** TASK INSTRUCTIONS **
Comb through the entries for "Na₂CO₃" and pull out each line that holds it.

** DATASET EXCERPTS **
>> BEGIN

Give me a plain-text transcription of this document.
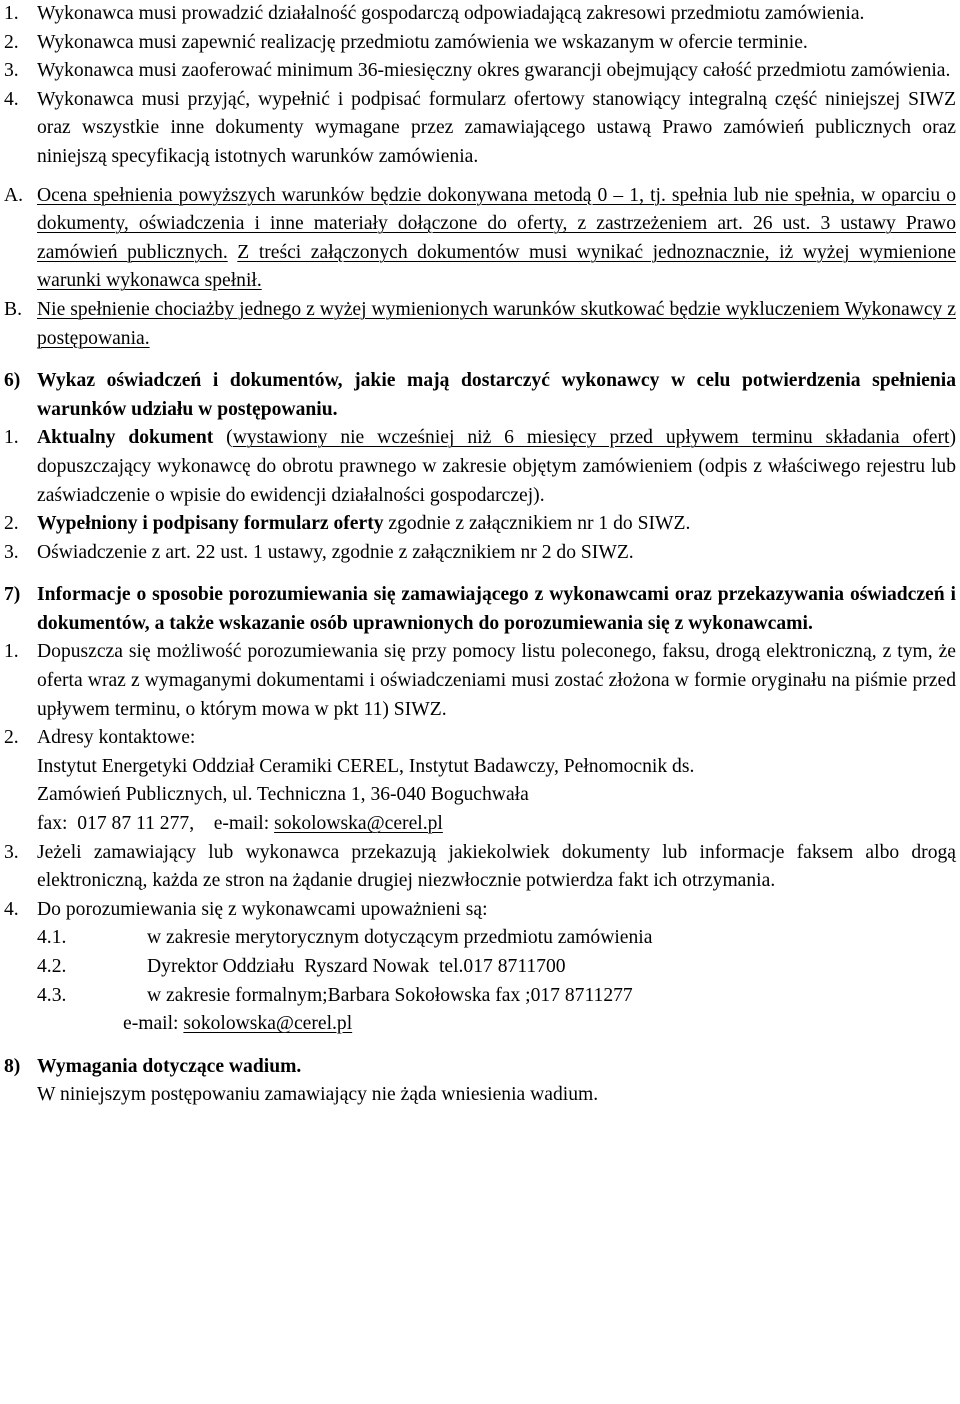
1. Wykonawca musi prowadzić działalność gospodarczą odpowiadającą zakresowi przedmiotu zamówienia.
2. Wykonawca musi zapewnić realizację przedmiotu zamówienia we wskazanym w ofercie terminie.
3. Wykonawca musi zaoferować minimum 36-miesięczny okres gwarancji obejmujący całość przedmiotu zamówienia.
4. Wykonawca musi przyjąć, wypełnić i podpisać formularz ofertowy stanowiący integralną część niniejszej SIWZ oraz wszystkie inne dokumenty wymagane przez zamawiającego ustawą Prawo zamówień publicznych oraz niniejszą specyfikacją istotnych warunków zamówienia.
A. Ocena spełnienia powyższych warunków będzie dokonywana metodą 0 – 1, tj. spełnia lub nie spełnia, w oparciu o dokumenty, oświadczenia i inne materiały dołączone do oferty, z zastrzeżeniem art. 26 ust. 3 ustawy Prawo zamówień publicznych. Z treści załączonych dokumentów musi wynikać jednoznacznie, iż wyżej wymienione warunki wykonawca spełnił.
B. Nie spełnienie chociażby jednego z wyżej wymienionych warunków skutkować będzie wykluczeniem Wykonawcy z postępowania.
6) Wykaz oświadczeń i dokumentów, jakie mają dostarczyć wykonawcy w celu potwierdzenia spełnienia warunków udziału w postępowaniu.
1. Aktualny dokument (wystawiony nie wcześniej niż 6 miesięcy przed upływem terminu składania ofert) dopuszczający wykonawcę do obrotu prawnego w zakresie objętym zamówieniem (odpis z właściwego rejestru lub zaświadczenie o wpisie do ewidencji działalności gospodarczej).
2. Wypełniony i podpisany formularz oferty zgodnie z załącznikiem nr 1 do SIWZ.
3. Oświadczenie z art. 22 ust. 1 ustawy, zgodnie z załącznikiem nr 2 do SIWZ.
7) Informacje o sposobie porozumiewania się zamawiającego z wykonawcami oraz przekazywania oświadczeń i dokumentów, a także wskazanie osób uprawnionych do porozumiewania się z wykonawcami.
1. Dopuszcza się możliwość porozumiewania się przy pomocy listu poleconego, faksu, drogą elektroniczną, z tym, że oferta wraz z wymaganymi dokumentami i oświadczeniami musi zostać złożona w formie oryginału na piśmie przed upływem terminu, o którym mowa w pkt 11) SIWZ.
2. Adresy kontaktowe:
Instytut Energetyki Oddział Ceramiki CEREL, Instytut Badawczy, Pełnomocnik ds.
Zamówień Publicznych, ul. Techniczna 1, 36-040 Boguchwała
fax:  017 87 11 277, e-mail: sokolowska@cerel.pl
3. Jeżeli zamawiający lub wykonawca przekazują jakiekolwiek dokumenty lub informacje faksem albo drogą elektroniczną, każda ze stron na żądanie drugiej niezwłocznie potwierdza fakt ich otrzymania.
4. Do porozumiewania się z wykonawcami upoważnieni są:
4.1.	w zakresie merytorycznym dotyczącym przedmiotu zamówienia
4.2.	Dyrektor Oddziału  Ryszard Nowak  tel.017 8711700
4.3.	w zakresie formalnym;Barbara Sokołowska fax ;017 8711277
e-mail: sokolowska@cerel.pl
8) Wymagania dotyczące wadium.
W niniejszym postępowaniu zamawiający nie żąda wniesienia wadium.
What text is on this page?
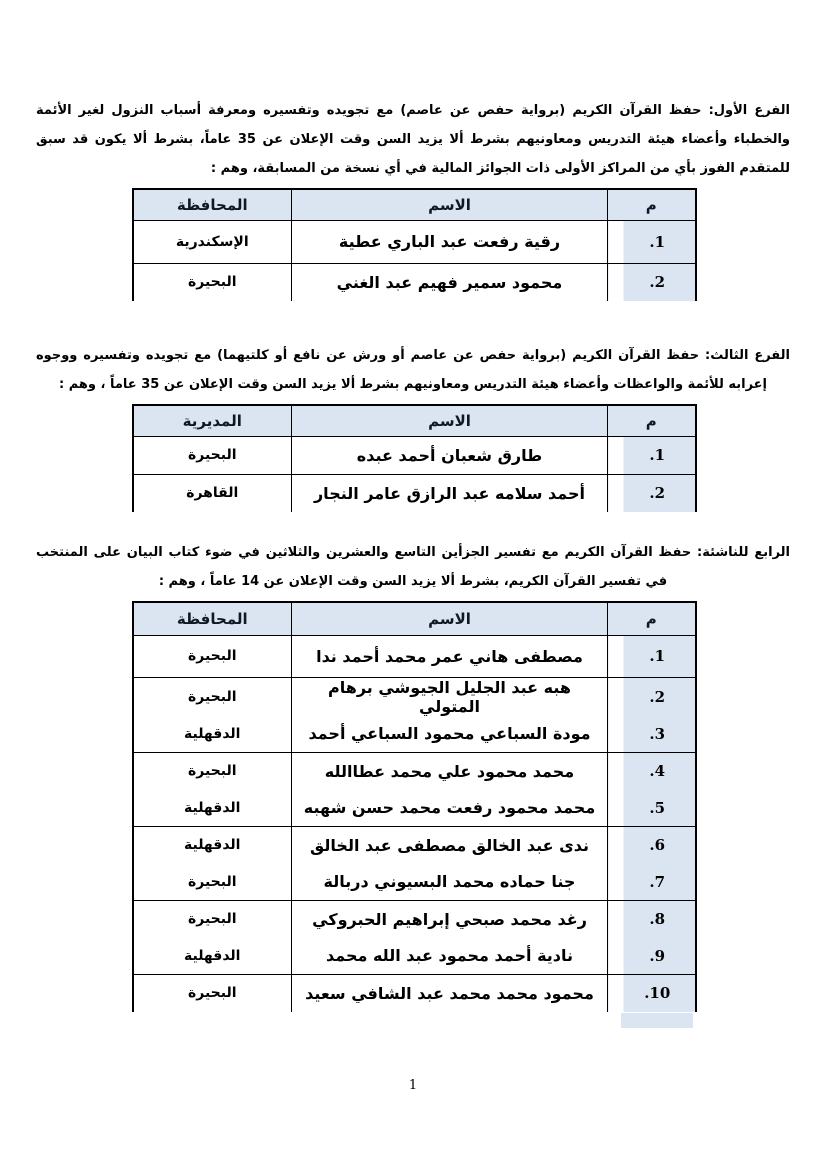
الفرع الأول: حفظ القرآن الكريم (برواية حفص عن عاصم) مع تجويده وتفسيره ومعرفة أسباب النزول لغير الأئمة والخطباء وأعضاء هيئة التدريس ومعاونيهم بشرط ألا يزيد السن وقت الإعلان عن 35 عاماً، بشرط ألا يكون قد سبق للمتقدم الفوز بأي من المراكز الأولى ذات الجوائز المالية في أي نسخة من المسابقة، وهم :

م	الاسم	المحافظة
.1	رقية رفعت عبد الباري عطية	الإسكندرية
.2	محمود سمير فهيم عبد الغني	البحيرة

الفرع الثالث: حفظ القرآن الكريم (برواية حفص عن عاصم أو ورش عن نافع أو كلتيهما) مع تجويده وتفسيره ووجوه إعرابه للأئمة والواعظات وأعضاء هيئة التدريس ومعاونيهم بشرط ألا يزيد السن وقت الإعلان عن 35 عاماً ، وهم :

م	الاسم	المديرية
.1	طارق شعبان أحمد عبده	البحيرة
.2	أحمد سلامه عبد الرازق عامر النجار	القاهرة

الرابع للناشئة: حفظ القرآن الكريم مع تفسير الجزأين التاسع والعشرين والثلاثين في ضوء كتاب البيان على المنتخب في تفسير القرآن الكريم، بشرط ألا يزيد السن وقت الإعلان عن 14 عاماً ، وهم :

م	الاسم	المحافظة
.1	مصطفى هاني عمر محمد أحمد ندا	البحيرة
.2	هبه عبد الجليل الجيوشي برهام المتولي	البحيرة
.3	مودة السباعي محمود السباعي أحمد	الدقهلية
.4	محمد محمود علي محمد عطاالله	البحيرة
.5	محمد محمود رفعت محمد حسن شهبه	الدقهلية
.6	ندى عبد الخالق مصطفى عبد الخالق	الدقهلية
.7	جنا حماده محمد البسيوني دربالة	البحيرة
.8	رغد محمد صبحي إبراهيم الحبروكي	البحيرة
.9	نادية أحمد محمود عبد الله محمد	الدقهلية
.10	محمود محمد محمد عبد الشافي سعيد	البحيرة
1
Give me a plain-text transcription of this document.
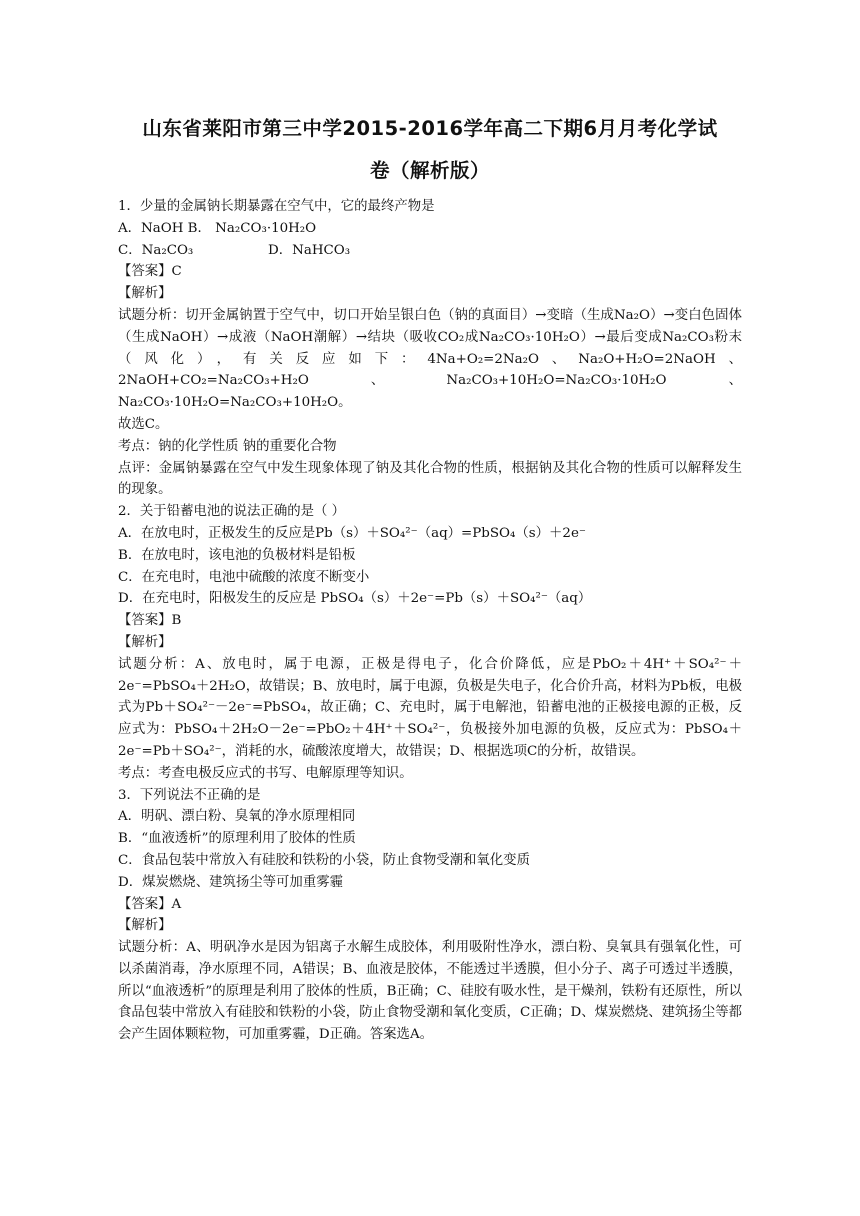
山东省莱阳市第三中学2015-2016学年高二下期6月月考化学试
卷（解析版）

1．少量的金属钠长期暴露在空气中，它的最终产物是

A．NaOH B． Na₂CO₃·10H₂O

C．Na₂CO₃	D．NaHCO₃

【答案】C

【解析】

试题分析：切开金属钠置于空气中，切口开始呈银白色（钠的真面目）→变暗（生成Na₂O）→变白色固体（生成NaOH）→成液（NaOH潮解）→结块（吸收CO₂成Na₂CO₃·10H₂O）→最后变成Na₂CO₃粉末（风化），有关反应如下：4Na+O₂=2Na₂O、Na₂O+H₂O=2NaOH、2NaOH+CO₂=Na₂CO₃+H₂O、Na₂CO₃+10H₂O=Na₂CO₃·10H₂O、Na₂CO₃·10H₂O=Na₂CO₃+10H₂O。

故选C。

考点：钠的化学性质 钠的重要化合物

点评：金属钠暴露在空气中发生现象体现了钠及其化合物的性质，根据钠及其化合物的性质可以解释发生的现象。

2．关于铅蓄电池的说法正确的是（ ）

A．在放电时，正极发生的反应是Pb（s）＋SO₄²⁻（aq）=PbSO₄（s）＋2e⁻

B．在放电时，该电池的负极材料是铅板

C．在充电时，电池中硫酸的浓度不断变小

D．在充电时，阳极发生的反应是 PbSO₄（s）＋2e⁻=Pb（s）＋SO₄²⁻（aq）

【答案】B

【解析】

试题分析：A、放电时，属于电源，正极是得电子，化合价降低，应是PbO₂＋4H⁺＋SO₄²⁻＋2e⁻=PbSO₄＋2H₂O，故错误；B、放电时，属于电源，负极是失电子，化合价升高，材料为Pb板，电极式为Pb＋SO₄²⁻－2e⁻=PbSO₄，故正确；C、充电时，属于电解池，铅蓄电池的正极接电源的正极，反应式为：PbSO₄＋2H₂O－2e⁻=PbO₂＋4H⁺＋SO₄²⁻，负极接外加电源的负极，反应式为：PbSO₄＋2e⁻=Pb＋SO₄²⁻，消耗的水，硫酸浓度增大，故错误；D、根据选项C的分析，故错误。

考点：考查电极反应式的书写、电解原理等知识。

3．下列说法不正确的是

A．明矾、漂白粉、臭氧的净水原理相同

B．“血液透析”的原理利用了胶体的性质

C．食品包装中常放入有硅胶和铁粉的小袋，防止食物受潮和氧化变质

D．煤炭燃烧、建筑扬尘等可加重雾霾

【答案】A

【解析】

试题分析：A、明矾净水是因为铝离子水解生成胶体，利用吸附性净水，漂白粉、臭氧具有强氧化性，可以杀菌消毒，净水原理不同，A错误；B、血液是胶体，不能透过半透膜，但小分子、离子可透过半透膜，所以“血液透析”的原理是利用了胶体的性质，B正确；C、硅胶有吸水性，是干燥剂，铁粉有还原性，所以食品包装中常放入有硅胶和铁粉的小袋，防止食物受潮和氧化变质，C正确；D、煤炭燃烧、建筑扬尘等都会产生固体颗粒物，可加重雾霾，D正确。答案选A。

>> END

** RESULT **
A．NaOH B． Na₂CO₃·10H₂O
C．Na₂CO₃	D．NaHCO₃
试题分析：切开金属钠置于空气中，切口开始呈银白色（钠的真面目）→变暗（生成Na₂O）→变白色固体（生成NaOH）→成液（NaOH潮解）→结块（吸收CO₂成Na₂CO₃·10H₂O）→最后变成Na₂CO₃粉末（风化），有关反应如下：4Na+O₂=2Na₂O、Na₂O+H₂O=2NaOH、2NaOH+CO₂=Na₂CO₃+H₂O、Na₂CO₃+10H₂O=Na₂CO₃·10H₂O、Na₂CO₃·10H₂O=Na₂CO₃+10H₂O。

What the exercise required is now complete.